14.1 Introduction to soldering
Soldering is one of the most common methods through which packages are attached to
Printed Circuit Boards (PCBs), to form electrical circuits. The soldered joint provides both
the mechanical and the electrical connection. There is no single soldering method that is
ideal for all IC packages. Wave soldering is often preferred when through-hole and
Surface Mount Devices (SMDs) are mixed on one printed wiring board; however, it is not
suitable for fine pitch SMDs. Reflow soldering is ideal for the small pitches and high
densities that come with increased miniaturization.
14.2 Wave and reflow soldering
Wave soldering is a joining technology in which the joints are made by solder coming from
a standing wave of liquid solder. The wave soldering process is suitable for the following:
• Through-hole components
• Leaded or leadless SMDs, which are glued to the surface of the printed circuit board
Not all SMDs can be wave soldered. Packages with solder balls, and some leadless
packages which have solder lands underneath the body, cannot be wave soldered. Also,
leaded SMDs with leads having a pitch smaller than ~0.6 mm cannot be wave soldered,
due to an increased probability of bridging.
+ + + +
### [LIST OF TASKS]
[1] Which packages does the soldering section say cannot be wave soldered?
[2] According to the soldering section, why can't leaded SMDs with a lead pitch smaller than ~0.6 mm be wave soldered?

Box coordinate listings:
+ + + +
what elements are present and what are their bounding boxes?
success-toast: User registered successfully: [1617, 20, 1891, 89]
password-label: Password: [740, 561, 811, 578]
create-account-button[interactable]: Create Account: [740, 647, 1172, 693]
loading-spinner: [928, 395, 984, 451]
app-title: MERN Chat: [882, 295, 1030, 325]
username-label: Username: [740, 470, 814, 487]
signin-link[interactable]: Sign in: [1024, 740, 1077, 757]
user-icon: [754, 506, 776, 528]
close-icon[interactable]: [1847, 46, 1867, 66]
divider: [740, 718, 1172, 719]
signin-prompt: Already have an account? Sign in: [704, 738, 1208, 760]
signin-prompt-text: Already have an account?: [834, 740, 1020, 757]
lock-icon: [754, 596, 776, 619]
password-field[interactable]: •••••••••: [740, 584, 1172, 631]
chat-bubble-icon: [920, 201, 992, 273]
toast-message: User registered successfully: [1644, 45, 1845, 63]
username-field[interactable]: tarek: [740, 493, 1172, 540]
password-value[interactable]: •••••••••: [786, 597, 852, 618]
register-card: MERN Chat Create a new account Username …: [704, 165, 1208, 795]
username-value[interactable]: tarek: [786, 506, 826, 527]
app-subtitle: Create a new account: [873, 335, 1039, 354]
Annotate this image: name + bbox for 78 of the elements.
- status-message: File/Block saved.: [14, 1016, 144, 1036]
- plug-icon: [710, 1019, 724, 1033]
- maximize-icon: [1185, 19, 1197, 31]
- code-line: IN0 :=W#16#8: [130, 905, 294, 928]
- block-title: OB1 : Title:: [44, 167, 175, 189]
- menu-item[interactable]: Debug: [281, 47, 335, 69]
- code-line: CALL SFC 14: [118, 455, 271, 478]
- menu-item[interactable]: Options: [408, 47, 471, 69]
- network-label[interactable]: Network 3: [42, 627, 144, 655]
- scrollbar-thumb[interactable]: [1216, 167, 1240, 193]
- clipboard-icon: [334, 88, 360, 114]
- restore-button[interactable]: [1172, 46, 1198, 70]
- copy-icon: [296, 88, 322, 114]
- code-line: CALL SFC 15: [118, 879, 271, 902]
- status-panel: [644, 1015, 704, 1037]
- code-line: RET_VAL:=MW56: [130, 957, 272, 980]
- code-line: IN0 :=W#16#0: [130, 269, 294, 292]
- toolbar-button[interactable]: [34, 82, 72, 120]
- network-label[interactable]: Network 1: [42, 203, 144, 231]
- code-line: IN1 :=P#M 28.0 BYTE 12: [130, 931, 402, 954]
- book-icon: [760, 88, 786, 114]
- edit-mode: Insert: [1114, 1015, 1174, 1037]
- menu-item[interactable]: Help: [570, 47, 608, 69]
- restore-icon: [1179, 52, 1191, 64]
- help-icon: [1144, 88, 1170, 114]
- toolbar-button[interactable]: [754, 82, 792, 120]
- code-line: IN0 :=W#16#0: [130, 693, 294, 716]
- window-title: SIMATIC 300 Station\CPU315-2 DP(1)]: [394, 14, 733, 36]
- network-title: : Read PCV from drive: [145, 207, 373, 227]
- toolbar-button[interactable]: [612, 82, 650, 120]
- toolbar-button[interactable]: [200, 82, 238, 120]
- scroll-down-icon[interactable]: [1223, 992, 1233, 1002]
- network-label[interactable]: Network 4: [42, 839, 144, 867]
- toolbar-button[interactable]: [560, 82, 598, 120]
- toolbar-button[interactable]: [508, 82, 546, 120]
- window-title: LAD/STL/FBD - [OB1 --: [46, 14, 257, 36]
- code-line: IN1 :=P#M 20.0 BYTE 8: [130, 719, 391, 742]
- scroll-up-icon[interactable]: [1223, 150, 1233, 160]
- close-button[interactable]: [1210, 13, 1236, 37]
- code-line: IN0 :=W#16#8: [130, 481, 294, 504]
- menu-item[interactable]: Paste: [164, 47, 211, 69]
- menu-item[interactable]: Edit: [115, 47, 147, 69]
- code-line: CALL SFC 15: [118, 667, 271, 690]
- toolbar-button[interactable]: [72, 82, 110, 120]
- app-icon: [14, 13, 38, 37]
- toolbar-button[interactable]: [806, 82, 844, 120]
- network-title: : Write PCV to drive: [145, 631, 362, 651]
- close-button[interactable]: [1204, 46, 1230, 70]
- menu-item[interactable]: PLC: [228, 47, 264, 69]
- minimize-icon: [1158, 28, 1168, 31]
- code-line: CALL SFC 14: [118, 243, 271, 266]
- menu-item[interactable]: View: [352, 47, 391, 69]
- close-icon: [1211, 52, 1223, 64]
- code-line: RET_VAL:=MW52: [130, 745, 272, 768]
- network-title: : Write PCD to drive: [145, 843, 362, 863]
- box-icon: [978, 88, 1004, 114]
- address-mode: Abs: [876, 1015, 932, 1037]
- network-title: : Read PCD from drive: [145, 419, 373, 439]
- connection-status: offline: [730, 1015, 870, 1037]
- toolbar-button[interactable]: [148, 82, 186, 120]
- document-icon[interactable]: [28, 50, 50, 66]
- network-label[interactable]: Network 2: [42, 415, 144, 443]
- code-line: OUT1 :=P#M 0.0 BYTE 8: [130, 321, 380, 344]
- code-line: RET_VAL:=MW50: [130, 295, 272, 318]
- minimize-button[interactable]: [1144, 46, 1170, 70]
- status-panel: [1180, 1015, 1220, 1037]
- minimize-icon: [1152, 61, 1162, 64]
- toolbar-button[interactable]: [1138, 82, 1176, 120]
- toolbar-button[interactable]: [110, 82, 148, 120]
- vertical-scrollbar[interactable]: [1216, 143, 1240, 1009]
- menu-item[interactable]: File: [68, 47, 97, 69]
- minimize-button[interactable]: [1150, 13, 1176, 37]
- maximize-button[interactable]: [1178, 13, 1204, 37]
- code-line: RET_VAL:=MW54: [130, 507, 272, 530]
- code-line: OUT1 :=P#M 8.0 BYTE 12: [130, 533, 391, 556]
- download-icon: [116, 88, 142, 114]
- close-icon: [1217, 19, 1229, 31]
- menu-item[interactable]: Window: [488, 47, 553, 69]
+ + + +
### [WORKED ANSWERS]
[1]
- Packages with solder balls
- Some leadless packages that have solder lands underneath the body
- Leaded SMDs whose leads have a pitch smaller than ~0.6 mm

[2] They cannot be wave soldered because the probability of bridging increases at such small pitches.